Filter the records below down to lines containing "babsndndndm".

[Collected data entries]
————————

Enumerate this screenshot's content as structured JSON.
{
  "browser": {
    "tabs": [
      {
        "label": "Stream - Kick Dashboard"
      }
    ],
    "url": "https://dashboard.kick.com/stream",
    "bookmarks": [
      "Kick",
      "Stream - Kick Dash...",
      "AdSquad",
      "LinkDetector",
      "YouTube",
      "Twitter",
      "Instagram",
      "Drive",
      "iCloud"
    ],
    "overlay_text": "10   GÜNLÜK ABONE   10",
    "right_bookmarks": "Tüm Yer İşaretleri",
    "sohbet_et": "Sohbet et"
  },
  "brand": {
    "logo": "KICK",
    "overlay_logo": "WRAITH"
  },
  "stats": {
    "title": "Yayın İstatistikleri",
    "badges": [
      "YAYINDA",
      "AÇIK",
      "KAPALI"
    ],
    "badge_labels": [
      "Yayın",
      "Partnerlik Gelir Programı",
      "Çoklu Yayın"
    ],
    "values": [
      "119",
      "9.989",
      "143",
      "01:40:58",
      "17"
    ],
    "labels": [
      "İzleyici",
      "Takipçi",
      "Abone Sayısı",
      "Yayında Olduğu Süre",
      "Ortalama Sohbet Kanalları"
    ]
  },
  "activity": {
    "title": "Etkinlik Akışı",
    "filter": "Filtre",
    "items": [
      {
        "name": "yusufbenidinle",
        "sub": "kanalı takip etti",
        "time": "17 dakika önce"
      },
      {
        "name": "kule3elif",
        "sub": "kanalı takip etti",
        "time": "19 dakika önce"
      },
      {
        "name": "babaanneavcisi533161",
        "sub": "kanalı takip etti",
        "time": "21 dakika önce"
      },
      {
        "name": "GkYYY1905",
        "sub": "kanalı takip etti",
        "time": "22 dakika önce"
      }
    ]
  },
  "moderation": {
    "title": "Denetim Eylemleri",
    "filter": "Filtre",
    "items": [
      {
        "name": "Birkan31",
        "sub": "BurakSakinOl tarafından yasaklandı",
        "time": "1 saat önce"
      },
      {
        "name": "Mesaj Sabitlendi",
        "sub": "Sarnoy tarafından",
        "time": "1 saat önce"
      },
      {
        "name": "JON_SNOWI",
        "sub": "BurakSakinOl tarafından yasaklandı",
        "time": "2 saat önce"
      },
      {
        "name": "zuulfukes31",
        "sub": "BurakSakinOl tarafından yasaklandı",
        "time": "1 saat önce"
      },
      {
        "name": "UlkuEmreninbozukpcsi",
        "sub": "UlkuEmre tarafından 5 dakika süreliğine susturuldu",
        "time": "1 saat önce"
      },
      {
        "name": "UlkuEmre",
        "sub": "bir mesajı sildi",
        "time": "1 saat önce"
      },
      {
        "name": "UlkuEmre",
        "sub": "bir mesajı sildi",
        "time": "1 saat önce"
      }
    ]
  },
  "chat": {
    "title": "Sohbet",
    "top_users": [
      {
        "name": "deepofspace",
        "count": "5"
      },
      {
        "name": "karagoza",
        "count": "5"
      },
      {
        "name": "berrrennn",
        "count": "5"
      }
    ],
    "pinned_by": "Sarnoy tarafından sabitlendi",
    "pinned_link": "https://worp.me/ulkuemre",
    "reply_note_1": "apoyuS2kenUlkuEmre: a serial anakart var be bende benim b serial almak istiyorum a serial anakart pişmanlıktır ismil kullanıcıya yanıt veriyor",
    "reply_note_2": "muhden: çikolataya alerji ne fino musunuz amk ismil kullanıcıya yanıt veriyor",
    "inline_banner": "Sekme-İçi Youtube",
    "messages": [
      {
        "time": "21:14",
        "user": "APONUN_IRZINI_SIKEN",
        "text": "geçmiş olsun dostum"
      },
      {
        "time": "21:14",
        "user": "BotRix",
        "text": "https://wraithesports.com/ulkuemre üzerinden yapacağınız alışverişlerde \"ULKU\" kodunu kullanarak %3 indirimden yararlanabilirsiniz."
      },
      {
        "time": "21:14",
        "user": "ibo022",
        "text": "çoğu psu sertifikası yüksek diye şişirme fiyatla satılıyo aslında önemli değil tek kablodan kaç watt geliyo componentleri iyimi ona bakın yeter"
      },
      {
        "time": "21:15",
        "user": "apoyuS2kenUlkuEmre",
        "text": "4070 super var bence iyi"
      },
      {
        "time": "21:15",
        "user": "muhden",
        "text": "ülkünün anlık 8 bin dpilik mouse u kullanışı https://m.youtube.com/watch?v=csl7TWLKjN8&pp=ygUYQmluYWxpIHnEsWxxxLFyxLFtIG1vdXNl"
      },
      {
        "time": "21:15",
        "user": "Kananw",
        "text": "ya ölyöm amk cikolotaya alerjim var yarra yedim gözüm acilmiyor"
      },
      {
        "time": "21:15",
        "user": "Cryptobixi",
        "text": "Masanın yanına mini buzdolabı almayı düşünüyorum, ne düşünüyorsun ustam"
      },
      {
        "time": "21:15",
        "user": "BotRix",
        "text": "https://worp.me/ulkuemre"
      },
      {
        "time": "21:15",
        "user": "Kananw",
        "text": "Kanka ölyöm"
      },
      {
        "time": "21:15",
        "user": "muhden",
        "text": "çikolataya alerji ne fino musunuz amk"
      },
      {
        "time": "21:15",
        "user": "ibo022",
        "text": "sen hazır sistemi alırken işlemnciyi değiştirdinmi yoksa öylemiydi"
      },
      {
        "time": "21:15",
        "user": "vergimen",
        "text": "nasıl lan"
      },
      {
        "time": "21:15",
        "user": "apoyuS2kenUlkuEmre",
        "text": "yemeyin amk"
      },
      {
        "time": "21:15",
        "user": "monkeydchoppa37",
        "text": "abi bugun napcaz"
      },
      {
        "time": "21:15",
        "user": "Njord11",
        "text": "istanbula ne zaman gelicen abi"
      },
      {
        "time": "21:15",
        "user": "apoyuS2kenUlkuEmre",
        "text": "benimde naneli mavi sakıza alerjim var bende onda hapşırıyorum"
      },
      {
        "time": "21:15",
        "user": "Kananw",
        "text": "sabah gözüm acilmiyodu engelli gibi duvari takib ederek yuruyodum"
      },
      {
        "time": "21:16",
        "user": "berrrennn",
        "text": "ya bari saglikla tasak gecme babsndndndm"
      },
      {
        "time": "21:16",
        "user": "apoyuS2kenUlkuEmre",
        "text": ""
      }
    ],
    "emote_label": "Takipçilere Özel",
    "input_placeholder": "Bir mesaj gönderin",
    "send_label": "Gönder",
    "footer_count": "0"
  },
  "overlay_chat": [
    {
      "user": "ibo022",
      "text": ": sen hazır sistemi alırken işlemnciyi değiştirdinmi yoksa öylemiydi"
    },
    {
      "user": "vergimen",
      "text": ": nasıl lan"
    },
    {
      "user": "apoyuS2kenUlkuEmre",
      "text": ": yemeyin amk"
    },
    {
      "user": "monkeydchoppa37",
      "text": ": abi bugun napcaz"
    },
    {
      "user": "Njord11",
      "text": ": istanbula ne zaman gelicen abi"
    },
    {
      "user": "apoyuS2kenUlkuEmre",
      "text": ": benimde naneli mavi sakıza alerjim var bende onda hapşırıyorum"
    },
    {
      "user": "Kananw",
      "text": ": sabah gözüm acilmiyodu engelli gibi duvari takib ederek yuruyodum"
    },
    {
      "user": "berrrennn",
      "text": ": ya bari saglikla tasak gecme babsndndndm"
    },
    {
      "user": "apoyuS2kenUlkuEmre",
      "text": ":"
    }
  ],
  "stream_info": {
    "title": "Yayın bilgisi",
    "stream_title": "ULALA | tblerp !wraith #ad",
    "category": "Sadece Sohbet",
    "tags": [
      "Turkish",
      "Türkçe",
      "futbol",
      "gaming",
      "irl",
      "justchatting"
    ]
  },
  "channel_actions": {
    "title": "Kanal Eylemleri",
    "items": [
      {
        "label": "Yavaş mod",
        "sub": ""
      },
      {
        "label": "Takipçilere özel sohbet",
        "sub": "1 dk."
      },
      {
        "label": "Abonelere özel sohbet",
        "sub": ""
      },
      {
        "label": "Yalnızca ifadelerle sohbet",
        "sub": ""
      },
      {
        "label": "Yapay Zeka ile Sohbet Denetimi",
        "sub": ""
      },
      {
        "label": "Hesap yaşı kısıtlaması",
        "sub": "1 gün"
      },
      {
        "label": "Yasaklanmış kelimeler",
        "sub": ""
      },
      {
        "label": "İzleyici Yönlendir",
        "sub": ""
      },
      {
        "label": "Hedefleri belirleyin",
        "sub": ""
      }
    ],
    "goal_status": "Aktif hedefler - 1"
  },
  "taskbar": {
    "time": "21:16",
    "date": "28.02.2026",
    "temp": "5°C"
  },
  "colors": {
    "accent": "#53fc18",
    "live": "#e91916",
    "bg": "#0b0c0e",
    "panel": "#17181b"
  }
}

————————

#### RESULT OF THE EXERCISE:
        "text": "ya bari saglikla tasak gecme babsndndndm"
      "text": ": ya bari saglikla tasak gecme babsndndndm"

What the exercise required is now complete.